Aim of the exercise
Would you return the run of lines that starts at the one with "Parse this screenshot: output" and ends at the one with "Transcribe this image's", ends included, exactly as written and without the images?
### Material for the task
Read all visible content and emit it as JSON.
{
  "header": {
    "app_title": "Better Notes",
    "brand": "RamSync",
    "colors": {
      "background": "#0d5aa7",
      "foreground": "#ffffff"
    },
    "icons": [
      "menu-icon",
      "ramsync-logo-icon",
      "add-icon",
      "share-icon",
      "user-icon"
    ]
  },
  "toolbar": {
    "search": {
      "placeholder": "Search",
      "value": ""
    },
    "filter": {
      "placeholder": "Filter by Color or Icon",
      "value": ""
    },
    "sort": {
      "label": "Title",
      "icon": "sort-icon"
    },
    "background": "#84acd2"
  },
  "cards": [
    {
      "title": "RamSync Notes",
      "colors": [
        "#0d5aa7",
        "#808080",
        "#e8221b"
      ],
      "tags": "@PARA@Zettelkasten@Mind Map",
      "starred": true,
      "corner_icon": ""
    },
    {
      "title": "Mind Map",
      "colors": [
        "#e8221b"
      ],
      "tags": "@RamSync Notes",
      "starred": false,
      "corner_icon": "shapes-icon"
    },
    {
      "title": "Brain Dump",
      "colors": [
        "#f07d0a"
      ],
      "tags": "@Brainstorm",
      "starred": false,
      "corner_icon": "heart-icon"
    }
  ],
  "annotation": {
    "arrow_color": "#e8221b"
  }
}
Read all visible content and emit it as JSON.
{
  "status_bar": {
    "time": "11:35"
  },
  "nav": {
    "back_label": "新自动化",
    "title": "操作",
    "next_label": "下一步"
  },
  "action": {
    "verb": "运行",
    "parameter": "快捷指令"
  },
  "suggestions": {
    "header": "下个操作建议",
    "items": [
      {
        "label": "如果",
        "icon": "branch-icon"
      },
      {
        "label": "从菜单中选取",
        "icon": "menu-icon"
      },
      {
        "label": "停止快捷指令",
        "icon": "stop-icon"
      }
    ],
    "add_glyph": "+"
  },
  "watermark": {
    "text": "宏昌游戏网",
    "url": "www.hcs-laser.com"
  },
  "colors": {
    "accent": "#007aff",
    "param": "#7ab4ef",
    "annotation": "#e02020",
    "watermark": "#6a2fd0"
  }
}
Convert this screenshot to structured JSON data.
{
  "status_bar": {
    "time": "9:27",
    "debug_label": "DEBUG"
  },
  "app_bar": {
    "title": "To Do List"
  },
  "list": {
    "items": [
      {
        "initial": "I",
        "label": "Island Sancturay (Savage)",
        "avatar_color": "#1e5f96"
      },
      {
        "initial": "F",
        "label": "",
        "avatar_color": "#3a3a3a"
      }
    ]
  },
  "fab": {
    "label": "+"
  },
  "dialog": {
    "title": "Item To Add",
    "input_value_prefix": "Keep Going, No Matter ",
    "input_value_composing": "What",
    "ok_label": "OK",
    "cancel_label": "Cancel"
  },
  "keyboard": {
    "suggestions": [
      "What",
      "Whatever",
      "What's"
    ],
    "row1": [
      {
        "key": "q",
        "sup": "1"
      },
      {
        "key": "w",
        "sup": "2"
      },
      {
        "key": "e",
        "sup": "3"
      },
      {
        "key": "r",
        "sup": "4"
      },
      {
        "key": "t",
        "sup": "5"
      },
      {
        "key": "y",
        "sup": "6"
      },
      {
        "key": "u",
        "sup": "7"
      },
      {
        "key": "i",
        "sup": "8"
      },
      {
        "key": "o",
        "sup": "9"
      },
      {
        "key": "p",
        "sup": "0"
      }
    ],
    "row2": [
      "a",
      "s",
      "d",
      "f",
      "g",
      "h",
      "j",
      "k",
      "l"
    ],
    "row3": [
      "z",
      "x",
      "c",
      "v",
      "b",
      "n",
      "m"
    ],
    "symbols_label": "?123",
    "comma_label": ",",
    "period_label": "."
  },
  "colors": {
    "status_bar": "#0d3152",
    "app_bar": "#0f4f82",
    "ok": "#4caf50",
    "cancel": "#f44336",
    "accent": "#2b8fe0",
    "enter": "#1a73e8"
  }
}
######
### Material for the task
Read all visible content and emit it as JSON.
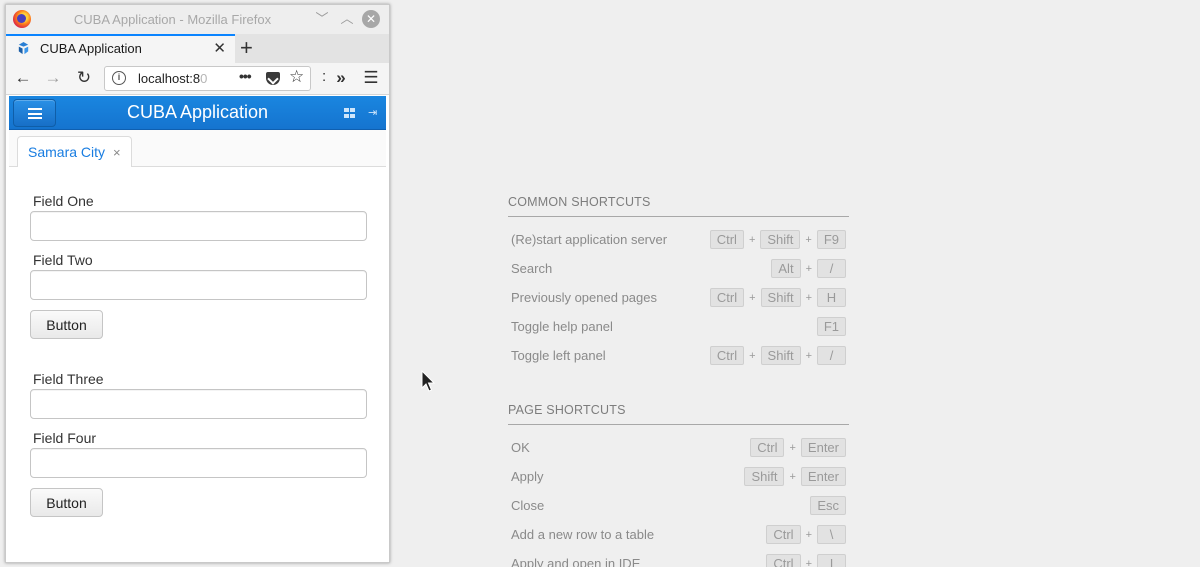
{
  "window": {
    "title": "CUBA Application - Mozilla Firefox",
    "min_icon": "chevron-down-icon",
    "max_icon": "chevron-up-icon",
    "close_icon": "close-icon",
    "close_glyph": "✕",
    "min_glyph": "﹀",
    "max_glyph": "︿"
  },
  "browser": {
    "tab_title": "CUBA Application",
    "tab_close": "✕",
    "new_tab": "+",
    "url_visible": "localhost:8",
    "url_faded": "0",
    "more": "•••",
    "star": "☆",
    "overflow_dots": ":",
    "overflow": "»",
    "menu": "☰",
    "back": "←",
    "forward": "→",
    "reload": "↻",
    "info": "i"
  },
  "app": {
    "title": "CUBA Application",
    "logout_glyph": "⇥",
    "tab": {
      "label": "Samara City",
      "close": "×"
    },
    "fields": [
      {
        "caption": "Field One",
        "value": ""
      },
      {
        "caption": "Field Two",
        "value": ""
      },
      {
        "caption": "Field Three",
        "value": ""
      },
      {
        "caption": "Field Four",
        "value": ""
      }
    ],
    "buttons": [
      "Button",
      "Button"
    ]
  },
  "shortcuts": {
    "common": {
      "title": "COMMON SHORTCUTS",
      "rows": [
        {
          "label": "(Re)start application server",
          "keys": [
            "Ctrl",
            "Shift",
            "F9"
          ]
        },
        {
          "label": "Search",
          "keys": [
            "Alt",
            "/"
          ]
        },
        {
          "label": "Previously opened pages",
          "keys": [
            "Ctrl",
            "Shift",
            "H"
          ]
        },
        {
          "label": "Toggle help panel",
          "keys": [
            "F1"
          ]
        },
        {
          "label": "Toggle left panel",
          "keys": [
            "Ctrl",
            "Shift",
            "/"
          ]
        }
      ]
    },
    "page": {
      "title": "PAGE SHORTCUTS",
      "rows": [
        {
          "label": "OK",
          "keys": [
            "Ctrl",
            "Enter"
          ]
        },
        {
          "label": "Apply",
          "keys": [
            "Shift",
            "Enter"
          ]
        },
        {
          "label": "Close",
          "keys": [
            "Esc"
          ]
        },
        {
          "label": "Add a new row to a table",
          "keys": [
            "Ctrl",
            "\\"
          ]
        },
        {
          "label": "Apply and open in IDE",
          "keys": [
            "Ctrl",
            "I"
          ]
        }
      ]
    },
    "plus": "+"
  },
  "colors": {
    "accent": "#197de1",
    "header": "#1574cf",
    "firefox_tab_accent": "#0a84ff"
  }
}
######
### Material for the task
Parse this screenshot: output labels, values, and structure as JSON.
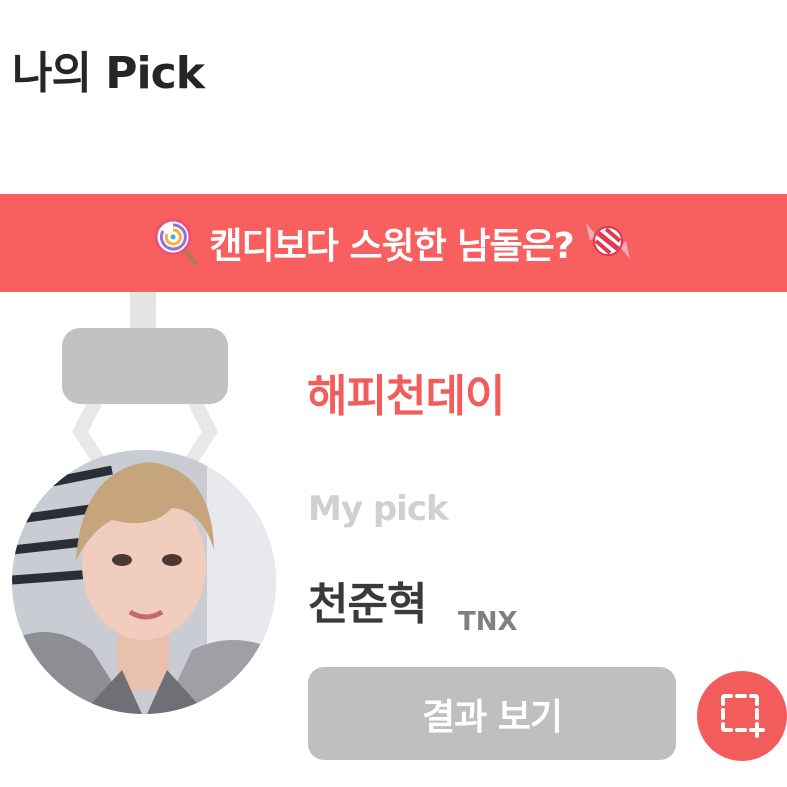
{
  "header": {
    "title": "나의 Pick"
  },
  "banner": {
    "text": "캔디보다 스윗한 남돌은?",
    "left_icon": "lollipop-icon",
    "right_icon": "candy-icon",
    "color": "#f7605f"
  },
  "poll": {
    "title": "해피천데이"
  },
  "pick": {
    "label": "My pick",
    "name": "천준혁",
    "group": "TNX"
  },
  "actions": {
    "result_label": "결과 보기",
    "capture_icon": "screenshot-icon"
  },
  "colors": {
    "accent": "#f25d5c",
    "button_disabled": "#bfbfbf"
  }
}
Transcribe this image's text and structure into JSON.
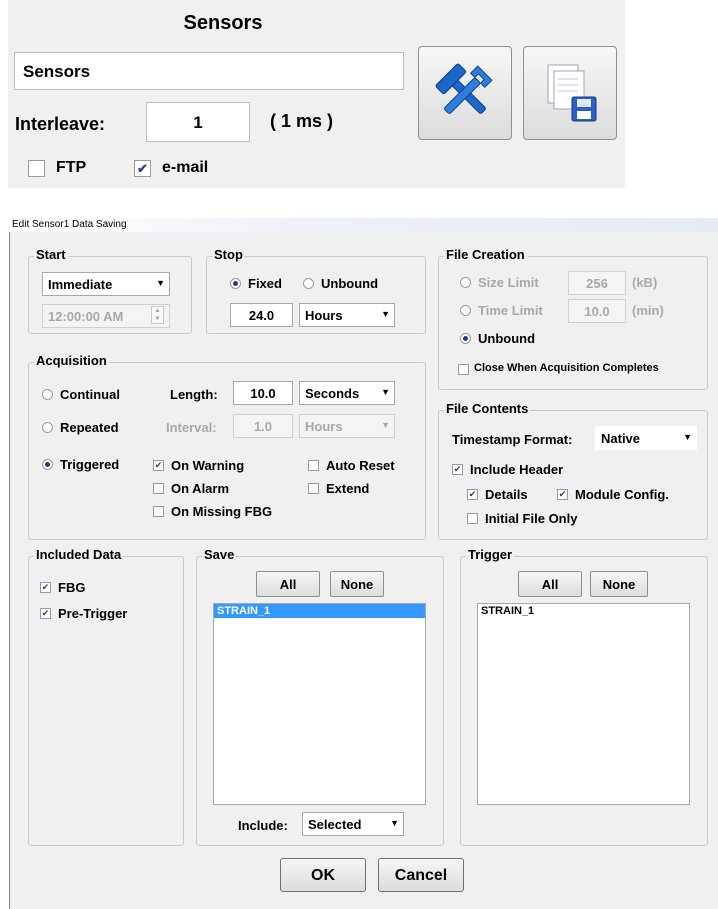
######
Full response
Parse this screenshot: output labels, values, and structure as JSON.
{
  "header": {
    "title": "나의 Pick"
  },
  "banner": {
    "text": "캔디보다 스윗한 남돌은?",
    "left_icon": "lollipop-icon",
    "right_icon": "candy-icon",
    "color": "#f7605f"
  },
  "poll": {
    "title": "해피천데이"
  },
  "pick": {
    "label": "My pick",
    "name": "천준혁",
    "group": "TNX"
  },
  "actions": {
    "result_label": "결과 보기",
    "capture_icon": "screenshot-icon"
  },
  "colors": {
    "accent": "#f25d5c",
    "button_disabled": "#bfbfbf"
  }
}
Transcribe this image's text and structure into JSON.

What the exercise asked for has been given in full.